*Problem description*
Nothing but the data itself, reproduced exactly, is the expected answer.

*Data listing*
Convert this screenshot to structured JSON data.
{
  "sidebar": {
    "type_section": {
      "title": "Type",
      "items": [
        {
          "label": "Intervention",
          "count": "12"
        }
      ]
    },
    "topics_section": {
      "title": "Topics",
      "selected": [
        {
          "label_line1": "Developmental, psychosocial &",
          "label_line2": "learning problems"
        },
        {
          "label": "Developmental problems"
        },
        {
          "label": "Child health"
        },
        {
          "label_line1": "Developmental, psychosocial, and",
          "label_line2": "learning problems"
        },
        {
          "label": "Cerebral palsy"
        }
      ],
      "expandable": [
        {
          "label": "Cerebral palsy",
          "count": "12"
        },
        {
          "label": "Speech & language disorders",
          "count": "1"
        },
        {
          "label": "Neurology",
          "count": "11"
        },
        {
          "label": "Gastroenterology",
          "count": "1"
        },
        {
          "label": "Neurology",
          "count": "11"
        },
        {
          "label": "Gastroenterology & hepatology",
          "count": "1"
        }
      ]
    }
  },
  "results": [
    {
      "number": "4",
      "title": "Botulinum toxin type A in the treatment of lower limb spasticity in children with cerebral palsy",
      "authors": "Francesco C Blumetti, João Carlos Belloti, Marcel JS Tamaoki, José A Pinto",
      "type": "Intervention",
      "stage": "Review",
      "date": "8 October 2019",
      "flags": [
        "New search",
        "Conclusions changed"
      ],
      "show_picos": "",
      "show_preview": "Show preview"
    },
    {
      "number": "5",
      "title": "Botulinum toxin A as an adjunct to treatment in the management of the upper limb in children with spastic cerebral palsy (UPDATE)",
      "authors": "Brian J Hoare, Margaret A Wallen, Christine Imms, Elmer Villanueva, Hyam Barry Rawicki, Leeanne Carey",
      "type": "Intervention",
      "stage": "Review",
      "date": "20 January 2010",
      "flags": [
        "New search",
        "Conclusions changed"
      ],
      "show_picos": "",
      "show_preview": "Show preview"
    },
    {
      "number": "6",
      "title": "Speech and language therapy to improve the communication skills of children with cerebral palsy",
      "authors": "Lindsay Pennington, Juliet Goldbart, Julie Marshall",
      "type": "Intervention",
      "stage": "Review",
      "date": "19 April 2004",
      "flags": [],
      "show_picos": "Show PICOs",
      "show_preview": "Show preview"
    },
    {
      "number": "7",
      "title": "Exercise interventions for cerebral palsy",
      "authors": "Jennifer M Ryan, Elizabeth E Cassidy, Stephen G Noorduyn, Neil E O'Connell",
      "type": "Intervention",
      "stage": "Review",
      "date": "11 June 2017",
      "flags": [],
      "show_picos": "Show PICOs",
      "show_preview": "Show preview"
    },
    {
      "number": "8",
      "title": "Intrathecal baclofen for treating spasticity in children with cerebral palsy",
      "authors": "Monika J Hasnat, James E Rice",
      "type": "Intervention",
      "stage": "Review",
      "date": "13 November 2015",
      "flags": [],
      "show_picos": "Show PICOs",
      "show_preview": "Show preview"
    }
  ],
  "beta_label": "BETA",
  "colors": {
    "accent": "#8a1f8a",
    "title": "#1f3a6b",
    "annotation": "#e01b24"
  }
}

*Exercise response*
Convert this screenshot to structured JSON data.
{
  "sidebar": {
    "type_section": {
      "title": "Type",
      "items": [
        {
          "label": "Intervention",
          "count": "12"
        }
      ]
    },
    "topics_section": {
      "title": "Topics",
      "selected": [
        {
          "label_line1": "Developmental, psychosocial &",
          "label_line2": "learning problems"
        },
        {
          "label": "Developmental problems"
        },
        {
          "label": "Child health"
        },
        {
          "label_line1": "Developmental, psychosocial, and",
          "label_line2": "learning problems"
        },
        {
          "label": "Cerebral palsy"
        }
      ],
      "expandable": [
        {
          "label": "Cerebral palsy",
          "count": "12"
        },
        {
          "label": "Speech & language disorders",
          "count": "1"
        },
        {
          "label": "Neurology",
          "count": "11"
        },
        {
          "label": "Gastroenterology",
          "count": "1"
        },
        {
          "label": "Neurology",
          "count": "11"
        },
        {
          "label": "Gastroenterology & hepatology",
          "count": "1"
        }
      ]
    }
  },
  "results": [
    {
      "number": "4",
      "title": "Botulinum toxin type A in the treatment of lower limb spasticity in children with cerebral palsy",
      "authors": "Francesco C Blumetti, João Carlos Belloti, Marcel JS Tamaoki, José A Pinto",
      "type": "Intervention",
      "stage": "Review",
      "date": "8 October 2019",
      "flags": [
        "New search",
        "Conclusions changed"
      ],
      "show_picos": "",
      "show_preview": "Show preview"
    },
    {
      "number": "5",
      "title": "Botulinum toxin A as an adjunct to treatment in the management of the upper limb in children with spastic cerebral palsy (UPDATE)",
      "authors": "Brian J Hoare, Margaret A Wallen, Christine Imms, Elmer Villanueva, Hyam Barry Rawicki, Leeanne Carey",
      "type": "Intervention",
      "stage": "Review",
      "date": "20 January 2010",
      "flags": [
        "New search",
        "Conclusions changed"
      ],
      "show_picos": "",
      "show_preview": "Show preview"
    },
    {
      "number": "6",
      "title": "Speech and language therapy to improve the communication skills of children with cerebral palsy",
      "authors": "Lindsay Pennington, Juliet Goldbart, Julie Marshall",
      "type": "Intervention",
      "stage": "Review",
      "date": "19 April 2004",
      "flags": [],
      "show_picos": "Show PICOs",
      "show_preview": "Show preview"
    },
    {
      "number": "7",
      "title": "Exercise interventions for cerebral palsy",
      "authors": "Jennifer M Ryan, Elizabeth E Cassidy, Stephen G Noorduyn, Neil E O'Connell",
      "type": "Intervention",
      "stage": "Review",
      "date": "11 June 2017",
      "flags": [],
      "show_picos": "Show PICOs",
      "show_preview": "Show preview"
    },
    {
      "number": "8",
      "title": "Intrathecal baclofen for treating spasticity in children with cerebral palsy",
      "authors": "Monika J Hasnat, James E Rice",
      "type": "Intervention",
      "stage": "Review",
      "date": "13 November 2015",
      "flags": [],
      "show_picos": "Show PICOs",
      "show_preview": "Show preview"
    }
  ],
  "beta_label": "BETA",
  "colors": {
    "accent": "#8a1f8a",
    "title": "#1f3a6b",
    "annotation": "#e01b24"
  }
}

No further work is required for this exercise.